### Problem details
Identify the lines bearing the string "színezése" and gather them.

### Items
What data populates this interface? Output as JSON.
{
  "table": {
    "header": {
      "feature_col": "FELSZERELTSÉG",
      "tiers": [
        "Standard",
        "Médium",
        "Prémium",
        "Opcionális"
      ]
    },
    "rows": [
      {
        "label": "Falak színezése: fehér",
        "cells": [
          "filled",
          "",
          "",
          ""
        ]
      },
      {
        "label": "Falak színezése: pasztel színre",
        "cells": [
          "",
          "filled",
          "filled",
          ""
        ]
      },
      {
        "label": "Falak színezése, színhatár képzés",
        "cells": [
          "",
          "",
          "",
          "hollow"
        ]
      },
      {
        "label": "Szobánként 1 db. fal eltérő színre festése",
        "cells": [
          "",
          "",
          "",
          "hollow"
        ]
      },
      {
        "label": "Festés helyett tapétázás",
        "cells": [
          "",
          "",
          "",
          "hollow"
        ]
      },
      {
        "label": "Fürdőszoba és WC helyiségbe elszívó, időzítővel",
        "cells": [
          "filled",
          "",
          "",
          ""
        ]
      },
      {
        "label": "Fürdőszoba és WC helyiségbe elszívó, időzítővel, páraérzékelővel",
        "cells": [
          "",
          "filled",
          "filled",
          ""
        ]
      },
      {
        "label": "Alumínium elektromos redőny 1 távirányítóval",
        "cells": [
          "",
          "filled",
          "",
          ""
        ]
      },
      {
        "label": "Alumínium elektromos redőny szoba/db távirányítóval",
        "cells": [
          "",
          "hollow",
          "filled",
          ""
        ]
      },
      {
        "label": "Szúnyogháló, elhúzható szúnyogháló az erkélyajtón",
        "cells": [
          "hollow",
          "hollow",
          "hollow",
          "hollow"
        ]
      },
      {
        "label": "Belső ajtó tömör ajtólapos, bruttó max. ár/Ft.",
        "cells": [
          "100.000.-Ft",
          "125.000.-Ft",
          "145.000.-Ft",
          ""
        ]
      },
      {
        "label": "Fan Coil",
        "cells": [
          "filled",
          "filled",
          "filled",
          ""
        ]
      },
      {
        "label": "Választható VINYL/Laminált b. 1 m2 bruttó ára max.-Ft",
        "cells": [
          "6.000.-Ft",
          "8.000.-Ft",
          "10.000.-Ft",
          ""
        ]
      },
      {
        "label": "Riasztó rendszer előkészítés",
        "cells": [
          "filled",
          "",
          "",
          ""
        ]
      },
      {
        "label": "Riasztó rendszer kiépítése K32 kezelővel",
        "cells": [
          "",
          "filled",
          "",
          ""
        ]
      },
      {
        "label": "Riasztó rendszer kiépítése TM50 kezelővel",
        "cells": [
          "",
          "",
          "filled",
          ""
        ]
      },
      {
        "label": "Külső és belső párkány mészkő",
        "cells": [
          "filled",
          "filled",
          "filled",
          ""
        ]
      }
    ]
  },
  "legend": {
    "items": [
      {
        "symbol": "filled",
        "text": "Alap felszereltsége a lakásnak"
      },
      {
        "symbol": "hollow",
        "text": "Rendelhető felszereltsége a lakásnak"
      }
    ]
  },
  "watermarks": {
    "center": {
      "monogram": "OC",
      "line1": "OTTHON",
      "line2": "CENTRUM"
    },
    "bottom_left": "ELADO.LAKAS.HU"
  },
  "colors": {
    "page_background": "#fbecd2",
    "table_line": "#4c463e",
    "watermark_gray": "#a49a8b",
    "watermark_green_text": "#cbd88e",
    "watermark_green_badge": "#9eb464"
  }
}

### Completed exercise
        "label": "Falak színezése: fehér",
        "label": "Falak színezése: pasztel színre",
        "label": "Falak színezése, színhatár képzés",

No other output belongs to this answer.